▸ Directive: Present the data once more in exactly its original form.

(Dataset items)
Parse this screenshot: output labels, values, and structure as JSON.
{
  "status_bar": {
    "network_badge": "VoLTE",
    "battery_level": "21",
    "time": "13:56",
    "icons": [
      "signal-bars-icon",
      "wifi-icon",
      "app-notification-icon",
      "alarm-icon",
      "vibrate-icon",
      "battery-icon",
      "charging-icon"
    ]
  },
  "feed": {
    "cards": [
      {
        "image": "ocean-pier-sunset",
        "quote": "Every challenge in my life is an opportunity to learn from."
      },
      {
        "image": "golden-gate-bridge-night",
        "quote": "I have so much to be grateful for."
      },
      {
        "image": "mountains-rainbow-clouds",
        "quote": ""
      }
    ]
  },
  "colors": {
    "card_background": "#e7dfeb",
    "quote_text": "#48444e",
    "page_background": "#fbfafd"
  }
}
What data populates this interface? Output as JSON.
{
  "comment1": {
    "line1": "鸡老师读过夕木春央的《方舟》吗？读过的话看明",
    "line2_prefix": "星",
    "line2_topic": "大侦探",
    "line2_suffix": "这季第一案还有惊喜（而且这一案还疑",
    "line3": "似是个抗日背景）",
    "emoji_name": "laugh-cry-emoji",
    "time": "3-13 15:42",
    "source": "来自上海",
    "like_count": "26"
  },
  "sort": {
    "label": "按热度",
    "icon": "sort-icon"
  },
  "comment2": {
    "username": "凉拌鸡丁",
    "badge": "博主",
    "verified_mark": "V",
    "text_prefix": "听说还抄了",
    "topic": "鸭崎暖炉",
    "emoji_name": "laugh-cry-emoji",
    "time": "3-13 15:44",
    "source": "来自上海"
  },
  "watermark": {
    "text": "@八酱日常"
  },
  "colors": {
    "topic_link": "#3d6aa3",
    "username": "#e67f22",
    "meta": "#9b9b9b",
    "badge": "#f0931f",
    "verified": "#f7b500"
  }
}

▸ In response:
Parse this screenshot: output labels, values, and structure as JSON.
{
  "status_bar": {
    "network_badge": "VoLTE",
    "battery_level": "21",
    "time": "13:56",
    "icons": [
      "signal-bars-icon",
      "wifi-icon",
      "app-notification-icon",
      "alarm-icon",
      "vibrate-icon",
      "battery-icon",
      "charging-icon"
    ]
  },
  "feed": {
    "cards": [
      {
        "image": "ocean-pier-sunset",
        "quote": "Every challenge in my life is an opportunity to learn from."
      },
      {
        "image": "golden-gate-bridge-night",
        "quote": "I have so much to be grateful for."
      },
      {
        "image": "mountains-rainbow-clouds",
        "quote": ""
      }
    ]
  },
  "colors": {
    "card_background": "#e7dfeb",
    "quote_text": "#48444e",
    "page_background": "#fbfafd"
  }
}
What data populates this interface? Output as JSON.
{
  "comment1": {
    "line1": "鸡老师读过夕木春央的《方舟》吗？读过的话看明",
    "line2_prefix": "星",
    "line2_topic": "大侦探",
    "line2_suffix": "这季第一案还有惊喜（而且这一案还疑",
    "line3": "似是个抗日背景）",
    "emoji_name": "laugh-cry-emoji",
    "time": "3-13 15:42",
    "source": "来自上海",
    "like_count": "26"
  },
  "sort": {
    "label": "按热度",
    "icon": "sort-icon"
  },
  "comment2": {
    "username": "凉拌鸡丁",
    "badge": "博主",
    "verified_mark": "V",
    "text_prefix": "听说还抄了",
    "topic": "鸭崎暖炉",
    "emoji_name": "laugh-cry-emoji",
    "time": "3-13 15:44",
    "source": "来自上海"
  },
  "watermark": {
    "text": "@八酱日常"
  },
  "colors": {
    "topic_link": "#3d6aa3",
    "username": "#e67f22",
    "meta": "#9b9b9b",
    "badge": "#f0931f",
    "verified": "#f7b500"
  }
}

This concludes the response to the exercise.